Extracted data entries
-- BEGIN --
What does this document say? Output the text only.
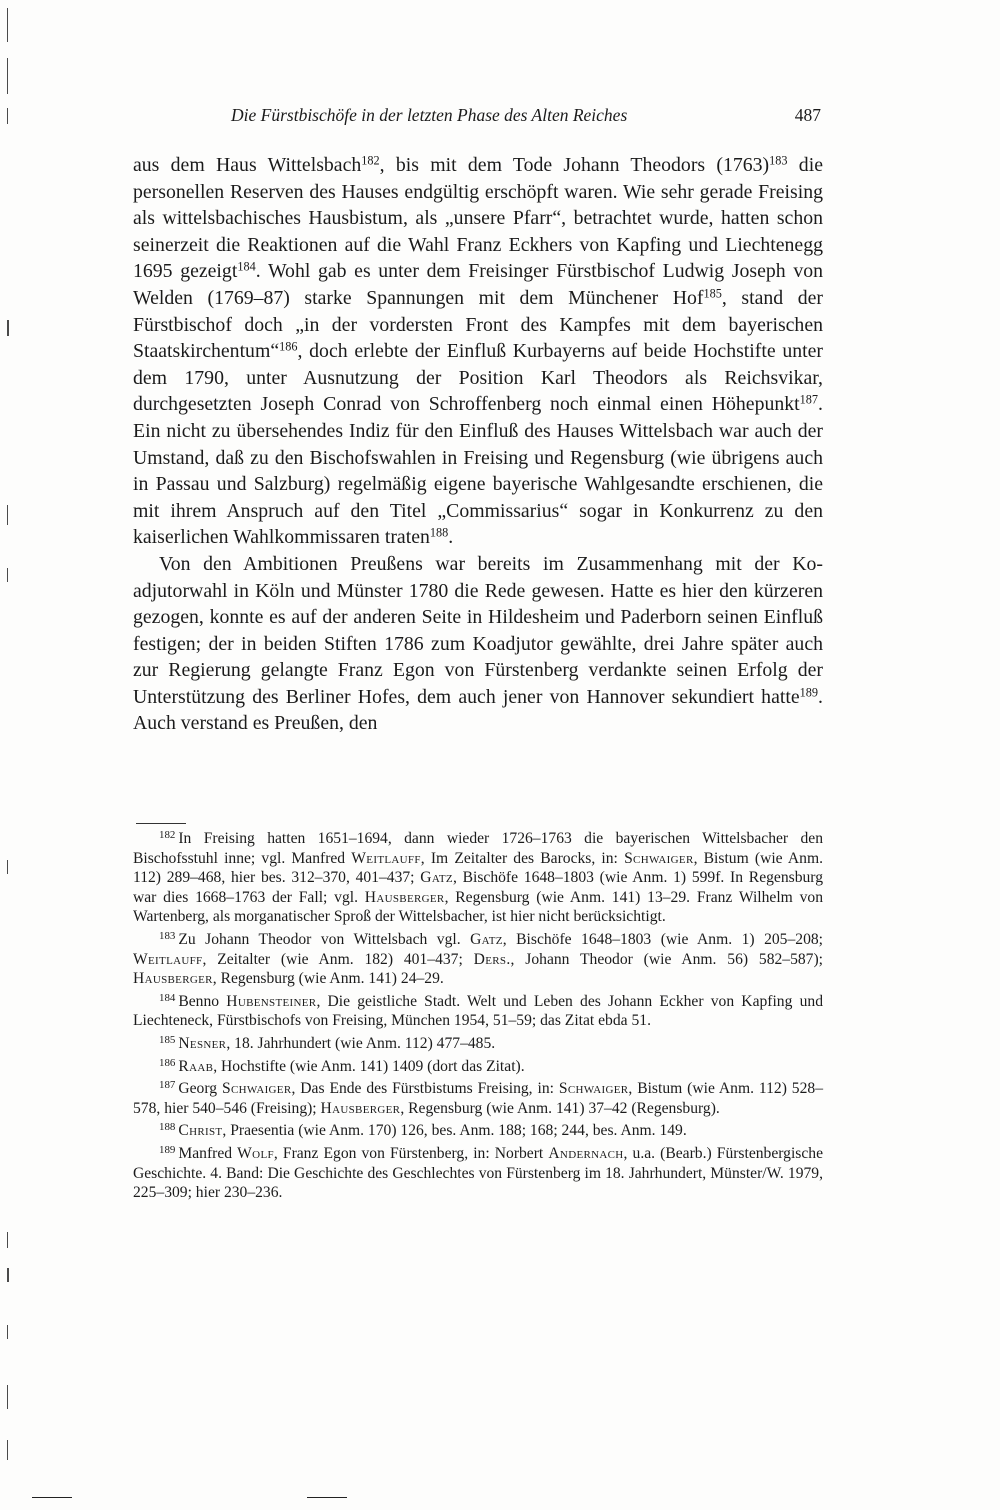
Die Fürstbischöfe in der letzten Phase des Alten Reiches	487

aus dem Haus Wittelsbach$^{182}$, bis mit dem Tode Johann Theodors $(1763)^{183}$ die personellen Reserven des Hauses endgültig erschöpft waren. Wie sehr gerade Freising als wittelsbachisches Hausbistum, als „unsere Pfarr“, betrachtet wurde, hatten schon seinerzeit die Reaktionen auf die Wahl Franz Eckhers von Kapfing und Liechtenegg 1695 gezeigt$^{184}$. Wohl gab es unter dem Freisinger Fürstbischof Ludwig Joseph von Welden (1769–87) starke Spannungen mit dem Münchener Hof$^{185}$, stand der Fürstbischof doch „in der vordersten Front des Kampfes mit dem bayerischen Staatskirchentum“$^{186}$, doch erlebte der Einfluß Kurbayerns auf beide Hochstifte unter dem 1790, unter Ausnutzung der Position Karl Theodors als Reichsvikar, durchgesetzten Joseph Conrad von Schroffenberg noch einmal einen Höhepunkt$^{187}$. Ein nicht zu übersehendes Indiz für den Einfluß des Hauses Wittelsbach war auch der Umstand, daß zu den Bischofswahlen in Freising und Regensburg (wie übrigens auch in Passau und Salzburg) regelmäßig eigene bayerische Wahlgesandte erschienen, die mit ihrem Anspruch auf den Titel „Commissarius“ sogar in Konkurrenz zu den kaiserlichen Wahlkommissaren traten$^{188}$.

Von den Ambitionen Preußens war bereits im Zusammenhang mit der Koadjutorwahl in Köln und Münster 1780 die Rede gewesen. Hatte es hier den kürzeren gezogen, konnte es auf der anderen Seite in Hildesheim und Paderborn seinen Einfluß festigen; der in beiden Stiften 1786 zum Koadjutor gewählte, drei Jahre später auch zur Regierung gelangte Franz Egon von Fürstenberg verdankte seinen Erfolg der Unterstützung des Berliner Hofes, dem auch jener von Hannover sekundiert hatte$^{189}$. Auch verstand es Preußen, den

$^{182}$ In Freising hatten 1651–1694, dann wieder 1726–1763 die bayerischen Wittelsbacher den Bischofsstuhl inne; vgl. Manfred Weitlauff, Im Zeitalter des Barocks, in: Schwaiger, Bistum (wie Anm. 112) 289–468, hier bes. 312–370, 401–437; Gatz, Bischöfe 1648–1803 (wie Anm. 1) 599f. In Regensburg war dies 1668–1763 der Fall; vgl. Hausberger, Regensburg (wie Anm. 141) 13–29. Franz Wilhelm von Wartenberg, als morganatischer Sproß der Wittelsbacher, ist hier nicht berücksichtigt.

$^{183}$ Zu Johann Theodor von Wittelsbach vgl. Gatz, Bischöfe 1648–1803 (wie Anm. 1) 205–208; Weitlauff, Zeitalter (wie Anm. 182) 401–437; Ders., Johann Theodor (wie Anm. 56) 582–587); Hausberger, Regensburg (wie Anm. 141) 24–29.

$^{184}$ Benno Hubensteiner, Die geistliche Stadt. Welt und Leben des Johann Eckher von Kapfing und Liechteneck, Fürstbischofs von Freising, München 1954, 51–59; das Zitat ebda 51.

$^{185}$ Nesner, 18. Jahrhundert (wie Anm. 112) 477–485.

$^{186}$ Raab, Hochstifte (wie Anm. 141) 1409 (dort das Zitat).

$^{187}$ Georg Schwaiger, Das Ende des Fürstbistums Freising, in: Schwaiger, Bistum (wie Anm. 112) 528–578, hier 540–546 (Freising); Hausberger, Regensburg (wie Anm. 141) 37–42 (Regensburg).

$^{188}$ Christ, Praesentia (wie Anm. 170) 126, bes. Anm. 188; 168; 244, bes. Anm. 149.

$^{189}$ Manfred Wolf, Franz Egon von Fürstenberg, in: Norbert Andernach, u.a. (Bearb.) Fürstenbergische Geschichte. 4. Band: Die Geschichte des Geschlechtes von Fürstenberg im 18. Jahrhundert, Münster/W. 1979, 225–309; hier 230–236.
-- END --
§ **WHAT IS BEING ASKED**
Transcribe the whole listing exactly. Pictures are excluded.

§ **OUTPUT BELOW**
What does this document say? Output the text only.
Die Fürstbischöfe in der letzten Phase des Alten Reiches	487

aus dem Haus Wittelsbach$^{182}$, bis mit dem Tode Johann Theodors $(1763)^{183}$ die personellen Reserven des Hauses endgültig erschöpft waren. Wie sehr gerade Freising als wittelsbachisches Hausbistum, als „unsere Pfarr“, betrachtet wurde, hatten schon seinerzeit die Reaktionen auf die Wahl Franz Eckhers von Kapfing und Liechtenegg 1695 gezeigt$^{184}$. Wohl gab es unter dem Freisinger Fürstbischof Ludwig Joseph von Welden (1769–87) starke Spannungen mit dem Münchener Hof$^{185}$, stand der Fürstbischof doch „in der vordersten Front des Kampfes mit dem bayerischen Staatskirchentum“$^{186}$, doch erlebte der Einfluß Kurbayerns auf beide Hochstifte unter dem 1790, unter Ausnutzung der Position Karl Theodors als Reichsvikar, durchgesetzten Joseph Conrad von Schroffenberg noch einmal einen Höhepunkt$^{187}$. Ein nicht zu übersehendes Indiz für den Einfluß des Hauses Wittelsbach war auch der Umstand, daß zu den Bischofswahlen in Freising und Regensburg (wie übrigens auch in Passau und Salzburg) regelmäßig eigene bayerische Wahlgesandte erschienen, die mit ihrem Anspruch auf den Titel „Commissarius“ sogar in Konkurrenz zu den kaiserlichen Wahlkommissaren traten$^{188}$.

Von den Ambitionen Preußens war bereits im Zusammenhang mit der Koadjutorwahl in Köln und Münster 1780 die Rede gewesen. Hatte es hier den kürzeren gezogen, konnte es auf der anderen Seite in Hildesheim und Paderborn seinen Einfluß festigen; der in beiden Stiften 1786 zum Koadjutor gewählte, drei Jahre später auch zur Regierung gelangte Franz Egon von Fürstenberg verdankte seinen Erfolg der Unterstützung des Berliner Hofes, dem auch jener von Hannover sekundiert hatte$^{189}$. Auch verstand es Preußen, den

$^{182}$ In Freising hatten 1651–1694, dann wieder 1726–1763 die bayerischen Wittelsbacher den Bischofsstuhl inne; vgl. Manfred Weitlauff, Im Zeitalter des Barocks, in: Schwaiger, Bistum (wie Anm. 112) 289–468, hier bes. 312–370, 401–437; Gatz, Bischöfe 1648–1803 (wie Anm. 1) 599f. In Regensburg war dies 1668–1763 der Fall; vgl. Hausberger, Regensburg (wie Anm. 141) 13–29. Franz Wilhelm von Wartenberg, als morganatischer Sproß der Wittelsbacher, ist hier nicht berücksichtigt.

$^{183}$ Zu Johann Theodor von Wittelsbach vgl. Gatz, Bischöfe 1648–1803 (wie Anm. 1) 205–208; Weitlauff, Zeitalter (wie Anm. 182) 401–437; Ders., Johann Theodor (wie Anm. 56) 582–587); Hausberger, Regensburg (wie Anm. 141) 24–29.

$^{184}$ Benno Hubensteiner, Die geistliche Stadt. Welt und Leben des Johann Eckher von Kapfing und Liechteneck, Fürstbischofs von Freising, München 1954, 51–59; das Zitat ebda 51.

$^{185}$ Nesner, 18. Jahrhundert (wie Anm. 112) 477–485.

$^{186}$ Raab, Hochstifte (wie Anm. 141) 1409 (dort das Zitat).

$^{187}$ Georg Schwaiger, Das Ende des Fürstbistums Freising, in: Schwaiger, Bistum (wie Anm. 112) 528–578, hier 540–546 (Freising); Hausberger, Regensburg (wie Anm. 141) 37–42 (Regensburg).

$^{188}$ Christ, Praesentia (wie Anm. 170) 126, bes. Anm. 188; 168; 244, bes. Anm. 149.

$^{189}$ Manfred Wolf, Franz Egon von Fürstenberg, in: Norbert Andernach, u.a. (Bearb.) Fürstenbergische Geschichte. 4. Band: Die Geschichte des Geschlechtes von Fürstenberg im 18. Jahrhundert, Münster/W. 1979, 225–309; hier 230–236.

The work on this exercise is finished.